§ **GIVEN INSTRUCTION**:
Collect each line of the entries that holds the string "фото".
— begin SOURCE RECORDS —
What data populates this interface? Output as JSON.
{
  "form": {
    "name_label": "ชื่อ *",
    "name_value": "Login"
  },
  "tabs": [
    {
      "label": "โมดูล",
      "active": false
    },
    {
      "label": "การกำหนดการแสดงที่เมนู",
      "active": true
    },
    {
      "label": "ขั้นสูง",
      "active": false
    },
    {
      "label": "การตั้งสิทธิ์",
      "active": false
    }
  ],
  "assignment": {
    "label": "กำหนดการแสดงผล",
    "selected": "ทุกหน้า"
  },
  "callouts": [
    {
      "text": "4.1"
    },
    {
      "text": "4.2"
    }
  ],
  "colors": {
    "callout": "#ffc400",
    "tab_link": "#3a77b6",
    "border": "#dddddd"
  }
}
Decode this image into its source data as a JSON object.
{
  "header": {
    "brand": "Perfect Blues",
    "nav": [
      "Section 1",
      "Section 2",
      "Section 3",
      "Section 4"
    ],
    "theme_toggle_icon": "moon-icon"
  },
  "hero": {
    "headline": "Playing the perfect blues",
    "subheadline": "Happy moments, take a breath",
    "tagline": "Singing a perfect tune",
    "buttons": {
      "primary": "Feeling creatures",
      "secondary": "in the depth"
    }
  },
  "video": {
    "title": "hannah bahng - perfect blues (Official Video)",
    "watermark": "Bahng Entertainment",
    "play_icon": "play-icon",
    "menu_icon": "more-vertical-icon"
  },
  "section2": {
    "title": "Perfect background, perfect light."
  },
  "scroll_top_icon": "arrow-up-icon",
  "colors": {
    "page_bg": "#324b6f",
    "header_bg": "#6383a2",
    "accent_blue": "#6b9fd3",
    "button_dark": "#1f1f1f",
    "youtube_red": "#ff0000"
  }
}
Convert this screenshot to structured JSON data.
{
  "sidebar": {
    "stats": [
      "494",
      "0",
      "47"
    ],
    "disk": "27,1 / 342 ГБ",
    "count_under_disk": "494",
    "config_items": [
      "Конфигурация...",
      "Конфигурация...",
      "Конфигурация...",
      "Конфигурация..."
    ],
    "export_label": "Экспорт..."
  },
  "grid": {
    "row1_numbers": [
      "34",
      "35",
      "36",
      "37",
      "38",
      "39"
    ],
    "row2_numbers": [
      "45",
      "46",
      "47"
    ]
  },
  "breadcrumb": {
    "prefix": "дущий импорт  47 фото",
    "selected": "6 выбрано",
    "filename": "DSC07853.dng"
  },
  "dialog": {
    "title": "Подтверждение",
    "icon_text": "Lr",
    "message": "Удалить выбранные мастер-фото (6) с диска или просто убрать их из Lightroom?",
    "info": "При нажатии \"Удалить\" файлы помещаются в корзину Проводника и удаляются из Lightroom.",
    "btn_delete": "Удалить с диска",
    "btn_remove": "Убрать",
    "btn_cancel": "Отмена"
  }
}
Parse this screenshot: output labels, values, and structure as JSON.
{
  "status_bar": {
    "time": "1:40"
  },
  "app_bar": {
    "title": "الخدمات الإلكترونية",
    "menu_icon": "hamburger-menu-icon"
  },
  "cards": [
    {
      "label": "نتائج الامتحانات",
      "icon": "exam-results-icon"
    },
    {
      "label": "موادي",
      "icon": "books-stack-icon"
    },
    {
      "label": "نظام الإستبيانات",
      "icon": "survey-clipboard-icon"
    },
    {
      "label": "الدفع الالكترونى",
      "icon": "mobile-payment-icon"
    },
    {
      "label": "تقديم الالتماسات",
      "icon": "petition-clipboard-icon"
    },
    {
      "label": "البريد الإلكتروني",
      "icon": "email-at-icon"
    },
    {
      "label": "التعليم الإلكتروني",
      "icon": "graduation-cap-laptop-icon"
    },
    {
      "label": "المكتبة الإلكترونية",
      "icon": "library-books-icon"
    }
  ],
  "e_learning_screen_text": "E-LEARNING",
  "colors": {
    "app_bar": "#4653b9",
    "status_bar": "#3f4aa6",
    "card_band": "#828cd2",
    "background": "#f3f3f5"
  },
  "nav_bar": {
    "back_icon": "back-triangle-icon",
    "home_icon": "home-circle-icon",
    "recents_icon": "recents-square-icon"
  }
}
— end SOURCE RECORDS —
§ **THE OUTPUT**:
    "prefix": "дущий импорт  47 фото",
    "message": "Удалить выбранные мастер-фото (6) с диска или просто убрать их из Lightroom?",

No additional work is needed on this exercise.